-- Directive --
The data below needs to be returned exactly, line for line.

-- Material for the task --
********************
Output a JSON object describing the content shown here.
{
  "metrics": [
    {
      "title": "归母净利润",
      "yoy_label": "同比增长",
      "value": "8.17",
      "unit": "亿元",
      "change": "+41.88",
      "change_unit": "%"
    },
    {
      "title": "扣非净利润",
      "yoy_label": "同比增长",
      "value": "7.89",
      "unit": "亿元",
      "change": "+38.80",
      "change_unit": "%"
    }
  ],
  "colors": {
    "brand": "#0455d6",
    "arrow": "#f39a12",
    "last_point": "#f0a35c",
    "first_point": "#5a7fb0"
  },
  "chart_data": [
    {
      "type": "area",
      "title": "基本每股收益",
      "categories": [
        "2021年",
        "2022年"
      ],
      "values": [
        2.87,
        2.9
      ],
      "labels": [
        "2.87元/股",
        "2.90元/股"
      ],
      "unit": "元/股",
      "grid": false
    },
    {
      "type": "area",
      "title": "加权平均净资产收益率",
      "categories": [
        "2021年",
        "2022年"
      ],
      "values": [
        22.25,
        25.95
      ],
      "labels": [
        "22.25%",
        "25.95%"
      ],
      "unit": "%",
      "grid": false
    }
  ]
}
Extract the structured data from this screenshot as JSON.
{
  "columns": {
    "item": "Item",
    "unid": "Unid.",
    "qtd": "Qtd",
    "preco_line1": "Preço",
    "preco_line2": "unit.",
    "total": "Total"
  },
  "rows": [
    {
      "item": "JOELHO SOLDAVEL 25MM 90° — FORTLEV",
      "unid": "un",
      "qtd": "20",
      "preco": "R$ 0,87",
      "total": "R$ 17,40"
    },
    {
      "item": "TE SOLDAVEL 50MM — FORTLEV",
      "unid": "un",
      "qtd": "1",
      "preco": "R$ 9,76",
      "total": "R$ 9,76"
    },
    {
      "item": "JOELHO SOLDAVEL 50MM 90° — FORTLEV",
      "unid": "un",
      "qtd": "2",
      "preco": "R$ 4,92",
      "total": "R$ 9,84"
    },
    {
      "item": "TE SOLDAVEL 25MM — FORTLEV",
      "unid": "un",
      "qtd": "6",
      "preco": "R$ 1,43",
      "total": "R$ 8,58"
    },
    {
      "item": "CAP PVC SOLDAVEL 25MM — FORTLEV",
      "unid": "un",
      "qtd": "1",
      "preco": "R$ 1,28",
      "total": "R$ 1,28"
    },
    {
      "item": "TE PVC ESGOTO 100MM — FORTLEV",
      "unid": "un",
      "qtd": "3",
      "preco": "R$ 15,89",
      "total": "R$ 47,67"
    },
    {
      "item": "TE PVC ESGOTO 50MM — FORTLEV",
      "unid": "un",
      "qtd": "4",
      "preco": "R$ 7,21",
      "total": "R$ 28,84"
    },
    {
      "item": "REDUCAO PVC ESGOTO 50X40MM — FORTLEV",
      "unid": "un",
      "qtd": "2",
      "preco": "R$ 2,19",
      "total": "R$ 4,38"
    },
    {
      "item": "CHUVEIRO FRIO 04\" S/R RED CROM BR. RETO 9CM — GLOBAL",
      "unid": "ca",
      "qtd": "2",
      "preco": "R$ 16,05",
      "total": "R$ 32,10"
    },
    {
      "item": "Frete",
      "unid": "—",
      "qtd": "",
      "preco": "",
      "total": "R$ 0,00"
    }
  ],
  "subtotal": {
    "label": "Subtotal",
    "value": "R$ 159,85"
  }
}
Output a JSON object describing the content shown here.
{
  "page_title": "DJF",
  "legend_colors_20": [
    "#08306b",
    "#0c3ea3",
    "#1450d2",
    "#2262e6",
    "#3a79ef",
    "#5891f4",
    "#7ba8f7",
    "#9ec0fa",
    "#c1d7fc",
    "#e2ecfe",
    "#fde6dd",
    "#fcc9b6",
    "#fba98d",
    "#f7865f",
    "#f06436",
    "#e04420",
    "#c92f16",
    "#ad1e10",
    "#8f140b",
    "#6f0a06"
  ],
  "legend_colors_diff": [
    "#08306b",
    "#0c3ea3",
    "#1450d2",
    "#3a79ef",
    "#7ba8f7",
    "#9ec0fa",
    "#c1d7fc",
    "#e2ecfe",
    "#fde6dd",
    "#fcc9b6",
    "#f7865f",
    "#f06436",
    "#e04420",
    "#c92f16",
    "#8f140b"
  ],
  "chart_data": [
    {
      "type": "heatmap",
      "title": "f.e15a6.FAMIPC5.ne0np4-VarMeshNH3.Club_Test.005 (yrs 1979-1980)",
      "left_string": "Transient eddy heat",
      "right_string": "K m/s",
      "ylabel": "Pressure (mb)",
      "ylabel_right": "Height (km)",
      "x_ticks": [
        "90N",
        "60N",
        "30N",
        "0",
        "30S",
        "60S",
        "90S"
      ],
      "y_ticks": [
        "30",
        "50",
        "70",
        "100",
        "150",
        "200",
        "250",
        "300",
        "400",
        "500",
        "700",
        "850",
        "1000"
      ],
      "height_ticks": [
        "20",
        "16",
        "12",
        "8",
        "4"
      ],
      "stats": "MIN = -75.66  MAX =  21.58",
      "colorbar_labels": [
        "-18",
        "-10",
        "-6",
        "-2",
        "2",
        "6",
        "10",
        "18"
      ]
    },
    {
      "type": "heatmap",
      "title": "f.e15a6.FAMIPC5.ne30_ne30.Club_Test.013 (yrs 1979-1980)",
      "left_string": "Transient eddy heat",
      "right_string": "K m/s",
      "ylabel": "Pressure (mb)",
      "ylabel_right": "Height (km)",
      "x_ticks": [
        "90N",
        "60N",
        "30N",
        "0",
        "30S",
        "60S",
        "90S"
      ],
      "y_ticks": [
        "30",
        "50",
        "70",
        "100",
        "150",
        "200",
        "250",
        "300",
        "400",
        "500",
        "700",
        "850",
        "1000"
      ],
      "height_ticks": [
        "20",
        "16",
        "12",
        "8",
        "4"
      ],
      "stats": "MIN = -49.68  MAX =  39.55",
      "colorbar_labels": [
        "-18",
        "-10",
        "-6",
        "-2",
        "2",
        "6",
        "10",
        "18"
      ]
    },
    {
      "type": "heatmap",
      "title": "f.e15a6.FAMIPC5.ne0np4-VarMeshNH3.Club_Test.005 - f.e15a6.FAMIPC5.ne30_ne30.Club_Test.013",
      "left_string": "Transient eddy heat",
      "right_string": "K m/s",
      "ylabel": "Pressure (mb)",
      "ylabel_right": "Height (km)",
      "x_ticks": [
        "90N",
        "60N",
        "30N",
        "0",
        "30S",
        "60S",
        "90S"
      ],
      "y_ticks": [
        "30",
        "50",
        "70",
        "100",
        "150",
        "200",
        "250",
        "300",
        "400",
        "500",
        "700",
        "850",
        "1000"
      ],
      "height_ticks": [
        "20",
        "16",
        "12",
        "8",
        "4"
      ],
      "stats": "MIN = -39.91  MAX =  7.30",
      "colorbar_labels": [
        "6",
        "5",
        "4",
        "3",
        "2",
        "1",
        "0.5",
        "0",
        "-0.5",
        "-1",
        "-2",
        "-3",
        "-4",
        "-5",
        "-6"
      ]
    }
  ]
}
********************
-- Result of this exercise --
Output a JSON object describing the content shown here.
{
  "metrics": [
    {
      "title": "归母净利润",
      "yoy_label": "同比增长",
      "value": "8.17",
      "unit": "亿元",
      "change": "+41.88",
      "change_unit": "%"
    },
    {
      "title": "扣非净利润",
      "yoy_label": "同比增长",
      "value": "7.89",
      "unit": "亿元",
      "change": "+38.80",
      "change_unit": "%"
    }
  ],
  "colors": {
    "brand": "#0455d6",
    "arrow": "#f39a12",
    "last_point": "#f0a35c",
    "first_point": "#5a7fb0"
  },
  "chart_data": [
    {
      "type": "area",
      "title": "基本每股收益",
      "categories": [
        "2021年",
        "2022年"
      ],
      "values": [
        2.87,
        2.9
      ],
      "labels": [
        "2.87元/股",
        "2.90元/股"
      ],
      "unit": "元/股",
      "grid": false
    },
    {
      "type": "area",
      "title": "加权平均净资产收益率",
      "categories": [
        "2021年",
        "2022年"
      ],
      "values": [
        22.25,
        25.95
      ],
      "labels": [
        "22.25%",
        "25.95%"
      ],
      "unit": "%",
      "grid": false
    }
  ]
}
Extract the structured data from this screenshot as JSON.
{
  "columns": {
    "item": "Item",
    "unid": "Unid.",
    "qtd": "Qtd",
    "preco_line1": "Preço",
    "preco_line2": "unit.",
    "total": "Total"
  },
  "rows": [
    {
      "item": "JOELHO SOLDAVEL 25MM 90° — FORTLEV",
      "unid": "un",
      "qtd": "20",
      "preco": "R$ 0,87",
      "total": "R$ 17,40"
    },
    {
      "item": "TE SOLDAVEL 50MM — FORTLEV",
      "unid": "un",
      "qtd": "1",
      "preco": "R$ 9,76",
      "total": "R$ 9,76"
    },
    {
      "item": "JOELHO SOLDAVEL 50MM 90° — FORTLEV",
      "unid": "un",
      "qtd": "2",
      "preco": "R$ 4,92",
      "total": "R$ 9,84"
    },
    {
      "item": "TE SOLDAVEL 25MM — FORTLEV",
      "unid": "un",
      "qtd": "6",
      "preco": "R$ 1,43",
      "total": "R$ 8,58"
    },
    {
      "item": "CAP PVC SOLDAVEL 25MM — FORTLEV",
      "unid": "un",
      "qtd": "1",
      "preco": "R$ 1,28",
      "total": "R$ 1,28"
    },
    {
      "item": "TE PVC ESGOTO 100MM — FORTLEV",
      "unid": "un",
      "qtd": "3",
      "preco": "R$ 15,89",
      "total": "R$ 47,67"
    },
    {
      "item": "TE PVC ESGOTO 50MM — FORTLEV",
      "unid": "un",
      "qtd": "4",
      "preco": "R$ 7,21",
      "total": "R$ 28,84"
    },
    {
      "item": "REDUCAO PVC ESGOTO 50X40MM — FORTLEV",
      "unid": "un",
      "qtd": "2",
      "preco": "R$ 2,19",
      "total": "R$ 4,38"
    },
    {
      "item": "CHUVEIRO FRIO 04\" S/R RED CROM BR. RETO 9CM — GLOBAL",
      "unid": "ca",
      "qtd": "2",
      "preco": "R$ 16,05",
      "total": "R$ 32,10"
    },
    {
      "item": "Frete",
      "unid": "—",
      "qtd": "",
      "preco": "",
      "total": "R$ 0,00"
    }
  ],
  "subtotal": {
    "label": "Subtotal",
    "value": "R$ 159,85"
  }
}
Output a JSON object describing the content shown here.
{
  "page_title": "DJF",
  "legend_colors_20": [
    "#08306b",
    "#0c3ea3",
    "#1450d2",
    "#2262e6",
    "#3a79ef",
    "#5891f4",
    "#7ba8f7",
    "#9ec0fa",
    "#c1d7fc",
    "#e2ecfe",
    "#fde6dd",
    "#fcc9b6",
    "#fba98d",
    "#f7865f",
    "#f06436",
    "#e04420",
    "#c92f16",
    "#ad1e10",
    "#8f140b",
    "#6f0a06"
  ],
  "legend_colors_diff": [
    "#08306b",
    "#0c3ea3",
    "#1450d2",
    "#3a79ef",
    "#7ba8f7",
    "#9ec0fa",
    "#c1d7fc",
    "#e2ecfe",
    "#fde6dd",
    "#fcc9b6",
    "#f7865f",
    "#f06436",
    "#e04420",
    "#c92f16",
    "#8f140b"
  ],
  "chart_data": [
    {
      "type": "heatmap",
      "title": "f.e15a6.FAMIPC5.ne0np4-VarMeshNH3.Club_Test.005 (yrs 1979-1980)",
      "left_string": "Transient eddy heat",
      "right_string": "K m/s",
      "ylabel": "Pressure (mb)",
      "ylabel_right": "Height (km)",
      "x_ticks": [
        "90N",
        "60N",
        "30N",
        "0",
        "30S",
        "60S",
        "90S"
      ],
      "y_ticks": [
        "30",
        "50",
        "70",
        "100",
        "150",
        "200",
        "250",
        "300",
        "400",
        "500",
        "700",
        "850",
        "1000"
      ],
      "height_ticks": [
        "20",
        "16",
        "12",
        "8",
        "4"
      ],
      "stats": "MIN = -75.66  MAX =  21.58",
      "colorbar_labels": [
        "-18",
        "-10",
        "-6",
        "-2",
        "2",
        "6",
        "10",
        "18"
      ]
    },
    {
      "type": "heatmap",
      "title": "f.e15a6.FAMIPC5.ne30_ne30.Club_Test.013 (yrs 1979-1980)",
      "left_string": "Transient eddy heat",
      "right_string": "K m/s",
      "ylabel": "Pressure (mb)",
      "ylabel_right": "Height (km)",
      "x_ticks": [
        "90N",
        "60N",
        "30N",
        "0",
        "30S",
        "60S",
        "90S"
      ],
      "y_ticks": [
        "30",
        "50",
        "70",
        "100",
        "150",
        "200",
        "250",
        "300",
        "400",
        "500",
        "700",
        "850",
        "1000"
      ],
      "height_ticks": [
        "20",
        "16",
        "12",
        "8",
        "4"
      ],
      "stats": "MIN = -49.68  MAX =  39.55",
      "colorbar_labels": [
        "-18",
        "-10",
        "-6",
        "-2",
        "2",
        "6",
        "10",
        "18"
      ]
    },
    {
      "type": "heatmap",
      "title": "f.e15a6.FAMIPC5.ne0np4-VarMeshNH3.Club_Test.005 - f.e15a6.FAMIPC5.ne30_ne30.Club_Test.013",
      "left_string": "Transient eddy heat",
      "right_string": "K m/s",
      "ylabel": "Pressure (mb)",
      "ylabel_right": "Height (km)",
      "x_ticks": [
        "90N",
        "60N",
        "30N",
        "0",
        "30S",
        "60S",
        "90S"
      ],
      "y_ticks": [
        "30",
        "50",
        "70",
        "100",
        "150",
        "200",
        "250",
        "300",
        "400",
        "500",
        "700",
        "850",
        "1000"
      ],
      "height_ticks": [
        "20",
        "16",
        "12",
        "8",
        "4"
      ],
      "stats": "MIN = -39.91  MAX =  7.30",
      "colorbar_labels": [
        "6",
        "5",
        "4",
        "3",
        "2",
        "1",
        "0.5",
        "0",
        "-0.5",
        "-1",
        "-2",
        "-3",
        "-4",
        "-5",
        "-6"
      ]
    }
  ]
}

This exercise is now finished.